═════ Dataset excerpts ═════

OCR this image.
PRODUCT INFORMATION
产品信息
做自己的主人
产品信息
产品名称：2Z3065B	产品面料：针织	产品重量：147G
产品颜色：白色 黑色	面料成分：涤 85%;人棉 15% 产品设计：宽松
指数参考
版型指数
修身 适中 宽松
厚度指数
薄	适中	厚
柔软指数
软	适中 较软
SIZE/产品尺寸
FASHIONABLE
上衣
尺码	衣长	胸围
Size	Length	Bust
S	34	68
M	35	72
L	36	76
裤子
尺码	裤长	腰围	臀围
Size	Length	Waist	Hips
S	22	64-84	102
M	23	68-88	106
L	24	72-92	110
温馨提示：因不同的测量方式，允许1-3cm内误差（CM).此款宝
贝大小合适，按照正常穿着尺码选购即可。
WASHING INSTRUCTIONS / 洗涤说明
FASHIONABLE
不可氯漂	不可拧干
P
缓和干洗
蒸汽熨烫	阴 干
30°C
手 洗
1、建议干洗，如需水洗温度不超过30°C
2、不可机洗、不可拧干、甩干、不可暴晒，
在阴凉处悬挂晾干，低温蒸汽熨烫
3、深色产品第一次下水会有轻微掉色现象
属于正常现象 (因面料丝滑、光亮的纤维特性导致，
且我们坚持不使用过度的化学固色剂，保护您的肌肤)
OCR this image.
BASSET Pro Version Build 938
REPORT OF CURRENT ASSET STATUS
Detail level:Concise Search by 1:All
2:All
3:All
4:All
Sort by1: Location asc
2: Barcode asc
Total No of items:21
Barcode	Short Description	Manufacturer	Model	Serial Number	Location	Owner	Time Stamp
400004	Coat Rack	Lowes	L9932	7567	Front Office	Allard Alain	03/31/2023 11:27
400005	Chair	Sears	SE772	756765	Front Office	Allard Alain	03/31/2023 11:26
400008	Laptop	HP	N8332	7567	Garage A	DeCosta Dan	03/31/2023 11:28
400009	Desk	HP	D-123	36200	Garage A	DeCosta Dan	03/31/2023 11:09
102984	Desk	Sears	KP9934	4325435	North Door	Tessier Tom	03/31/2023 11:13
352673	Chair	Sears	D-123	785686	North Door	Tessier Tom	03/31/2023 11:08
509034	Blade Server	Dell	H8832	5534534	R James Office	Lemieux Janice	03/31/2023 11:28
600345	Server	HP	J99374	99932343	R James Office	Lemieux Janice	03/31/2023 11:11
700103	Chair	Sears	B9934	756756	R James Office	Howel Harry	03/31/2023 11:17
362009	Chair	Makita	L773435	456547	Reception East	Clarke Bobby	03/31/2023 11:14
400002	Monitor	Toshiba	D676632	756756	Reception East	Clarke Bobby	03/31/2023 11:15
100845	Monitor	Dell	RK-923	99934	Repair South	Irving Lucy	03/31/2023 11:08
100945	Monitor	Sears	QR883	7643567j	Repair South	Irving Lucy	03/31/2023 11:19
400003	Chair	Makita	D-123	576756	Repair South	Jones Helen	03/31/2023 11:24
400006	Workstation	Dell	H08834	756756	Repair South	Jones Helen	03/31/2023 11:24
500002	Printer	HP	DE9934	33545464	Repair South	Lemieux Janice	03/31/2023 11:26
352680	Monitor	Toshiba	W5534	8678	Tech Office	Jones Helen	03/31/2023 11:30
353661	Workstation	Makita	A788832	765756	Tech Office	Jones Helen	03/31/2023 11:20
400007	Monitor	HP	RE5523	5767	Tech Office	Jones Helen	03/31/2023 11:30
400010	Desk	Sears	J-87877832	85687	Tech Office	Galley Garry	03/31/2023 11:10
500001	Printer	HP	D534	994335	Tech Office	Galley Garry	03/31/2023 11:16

═════

— Requirement —
Copy the material above, line for line.

— Correct result —
OCR this image.
PRODUCT INFORMATION
产品信息
做自己的主人
产品信息
产品名称：2Z3065B	产品面料：针织	产品重量：147G
产品颜色：白色 黑色	面料成分：涤 85%;人棉 15% 产品设计：宽松
指数参考
版型指数
修身 适中 宽松
厚度指数
薄	适中	厚
柔软指数
软	适中 较软
SIZE/产品尺寸
FASHIONABLE
上衣
尺码	衣长	胸围
Size	Length	Bust
S	34	68
M	35	72
L	36	76
裤子
尺码	裤长	腰围	臀围
Size	Length	Waist	Hips
S	22	64-84	102
M	23	68-88	106
L	24	72-92	110
温馨提示：因不同的测量方式，允许1-3cm内误差（CM).此款宝
贝大小合适，按照正常穿着尺码选购即可。
WASHING INSTRUCTIONS / 洗涤说明
FASHIONABLE
不可氯漂	不可拧干
P
缓和干洗
蒸汽熨烫	阴 干
30°C
手 洗
1、建议干洗，如需水洗温度不超过30°C
2、不可机洗、不可拧干、甩干、不可暴晒，
在阴凉处悬挂晾干，低温蒸汽熨烫
3、深色产品第一次下水会有轻微掉色现象
属于正常现象 (因面料丝滑、光亮的纤维特性导致，
且我们坚持不使用过度的化学固色剂，保护您的肌肤)
OCR this image.
BASSET Pro Version Build 938
REPORT OF CURRENT ASSET STATUS
Detail level:Concise Search by 1:All
2:All
3:All
4:All
Sort by1: Location asc
2: Barcode asc
Total No of items:21
Barcode	Short Description	Manufacturer	Model	Serial Number	Location	Owner	Time Stamp
400004	Coat Rack	Lowes	L9932	7567	Front Office	Allard Alain	03/31/2023 11:27
400005	Chair	Sears	SE772	756765	Front Office	Allard Alain	03/31/2023 11:26
400008	Laptop	HP	N8332	7567	Garage A	DeCosta Dan	03/31/2023 11:28
400009	Desk	HP	D-123	36200	Garage A	DeCosta Dan	03/31/2023 11:09
102984	Desk	Sears	KP9934	4325435	North Door	Tessier Tom	03/31/2023 11:13
352673	Chair	Sears	D-123	785686	North Door	Tessier Tom	03/31/2023 11:08
509034	Blade Server	Dell	H8832	5534534	R James Office	Lemieux Janice	03/31/2023 11:28
600345	Server	HP	J99374	99932343	R James Office	Lemieux Janice	03/31/2023 11:11
700103	Chair	Sears	B9934	756756	R James Office	Howel Harry	03/31/2023 11:17
362009	Chair	Makita	L773435	456547	Reception East	Clarke Bobby	03/31/2023 11:14
400002	Monitor	Toshiba	D676632	756756	Reception East	Clarke Bobby	03/31/2023 11:15
100845	Monitor	Dell	RK-923	99934	Repair South	Irving Lucy	03/31/2023 11:08
100945	Monitor	Sears	QR883	7643567j	Repair South	Irving Lucy	03/31/2023 11:19
400003	Chair	Makita	D-123	576756	Repair South	Jones Helen	03/31/2023 11:24
400006	Workstation	Dell	H08834	756756	Repair South	Jones Helen	03/31/2023 11:24
500002	Printer	HP	DE9934	33545464	Repair South	Lemieux Janice	03/31/2023 11:26
352680	Monitor	Toshiba	W5534	8678	Tech Office	Jones Helen	03/31/2023 11:30
353661	Workstation	Makita	A788832	765756	Tech Office	Jones Helen	03/31/2023 11:20
400007	Monitor	HP	RE5523	5767	Tech Office	Jones Helen	03/31/2023 11:30
400010	Desk	Sears	J-87877832	85687	Tech Office	Galley Garry	03/31/2023 11:10
500001	Printer	HP	D534	994335	Tech Office	Galley Garry	03/31/2023 11:16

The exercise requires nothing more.